## Data entries
— START —

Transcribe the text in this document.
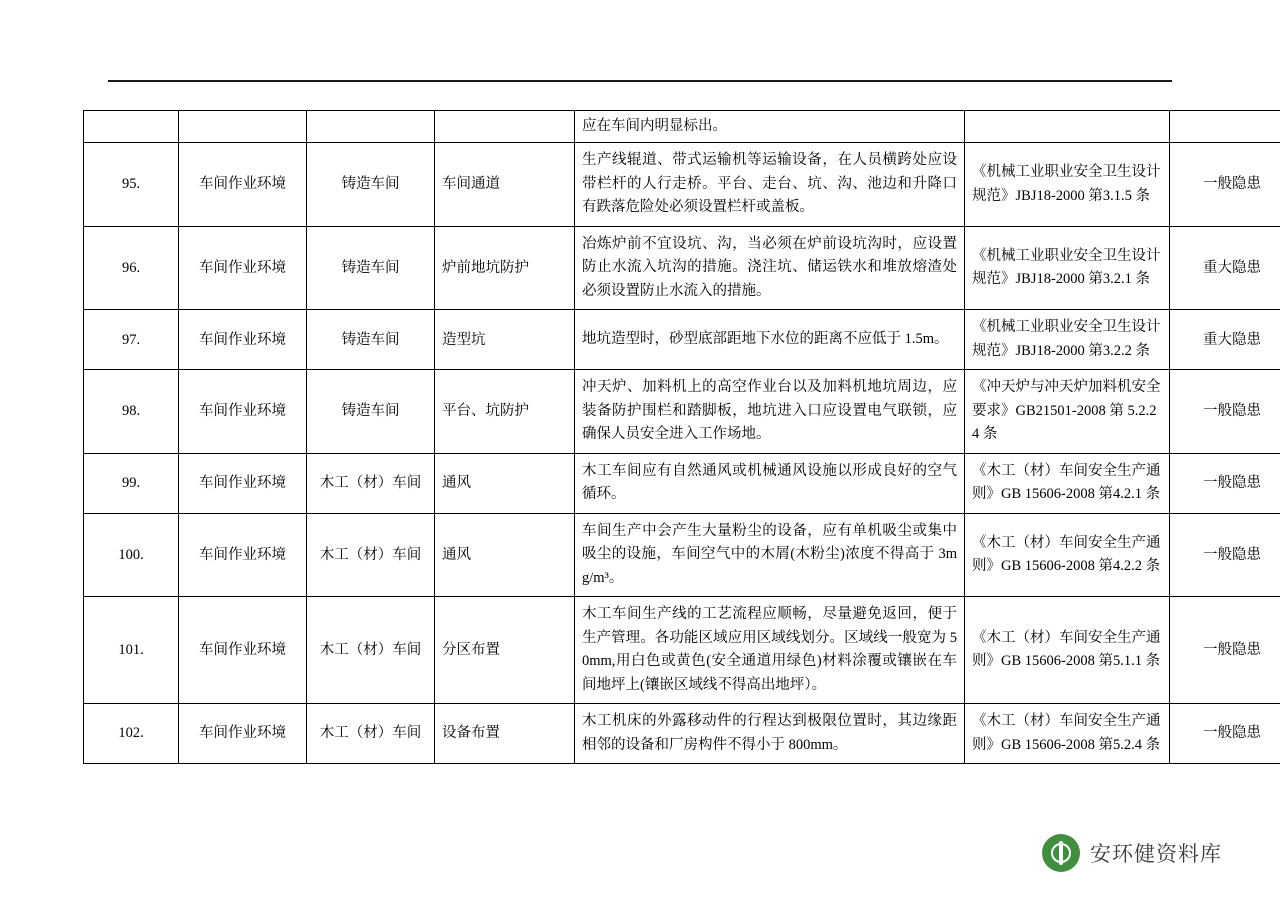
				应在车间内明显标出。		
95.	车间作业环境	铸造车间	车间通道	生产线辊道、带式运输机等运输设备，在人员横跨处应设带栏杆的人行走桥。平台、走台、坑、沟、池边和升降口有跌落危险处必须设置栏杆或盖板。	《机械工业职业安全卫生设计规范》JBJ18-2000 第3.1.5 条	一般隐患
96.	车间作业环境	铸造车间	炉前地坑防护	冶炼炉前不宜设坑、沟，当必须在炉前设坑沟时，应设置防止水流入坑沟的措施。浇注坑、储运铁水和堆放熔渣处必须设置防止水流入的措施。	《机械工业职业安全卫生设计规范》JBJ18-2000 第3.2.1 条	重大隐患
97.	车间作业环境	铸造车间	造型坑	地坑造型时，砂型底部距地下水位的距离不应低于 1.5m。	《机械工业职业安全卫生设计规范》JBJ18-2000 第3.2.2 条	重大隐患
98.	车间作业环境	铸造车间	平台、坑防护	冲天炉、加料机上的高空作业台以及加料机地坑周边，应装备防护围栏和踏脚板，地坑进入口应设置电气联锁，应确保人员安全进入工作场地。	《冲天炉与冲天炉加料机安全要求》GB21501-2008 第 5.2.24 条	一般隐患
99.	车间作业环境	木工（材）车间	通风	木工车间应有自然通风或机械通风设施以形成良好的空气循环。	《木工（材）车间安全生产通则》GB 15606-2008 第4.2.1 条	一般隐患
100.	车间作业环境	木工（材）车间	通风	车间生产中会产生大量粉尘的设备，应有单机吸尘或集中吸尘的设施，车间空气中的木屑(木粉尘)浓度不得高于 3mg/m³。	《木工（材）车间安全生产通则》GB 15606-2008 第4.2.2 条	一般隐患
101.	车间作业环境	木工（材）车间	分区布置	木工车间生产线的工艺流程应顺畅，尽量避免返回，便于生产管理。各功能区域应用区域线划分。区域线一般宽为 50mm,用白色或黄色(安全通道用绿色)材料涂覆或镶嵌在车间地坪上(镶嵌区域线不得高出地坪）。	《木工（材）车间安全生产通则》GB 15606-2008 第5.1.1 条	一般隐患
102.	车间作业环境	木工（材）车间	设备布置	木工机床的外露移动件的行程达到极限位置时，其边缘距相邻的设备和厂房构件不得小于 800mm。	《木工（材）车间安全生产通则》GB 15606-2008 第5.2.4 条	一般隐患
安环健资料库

— END —

## Written task
Show every line above in which the word "铸造车间" occurs.

## Reply to the task
95.	车间作业环境	铸造车间	车间通道	生产线辊道、带式运输机等运输设备，在人员横跨处应设带栏杆的人行走桥。平台、走台、坑、沟、池边和升降口有跌落危险处必须设置栏杆或盖板。	《机械工业职业安全卫生设计规范》JBJ18-2000 第3.1.5 条	一般隐患
96.	车间作业环境	铸造车间	炉前地坑防护	冶炼炉前不宜设坑、沟，当必须在炉前设坑沟时，应设置防止水流入坑沟的措施。浇注坑、储运铁水和堆放熔渣处必须设置防止水流入的措施。	《机械工业职业安全卫生设计规范》JBJ18-2000 第3.2.1 条	重大隐患
97.	车间作业环境	铸造车间	造型坑	地坑造型时，砂型底部距地下水位的距离不应低于 1.5m。	《机械工业职业安全卫生设计规范》JBJ18-2000 第3.2.2 条	重大隐患
98.	车间作业环境	铸造车间	平台、坑防护	冲天炉、加料机上的高空作业台以及加料机地坑周边，应装备防护围栏和踏脚板，地坑进入口应设置电气联锁，应确保人员安全进入工作场地。	《冲天炉与冲天炉加料机安全要求》GB21501-2008 第 5.2.24 条	一般隐患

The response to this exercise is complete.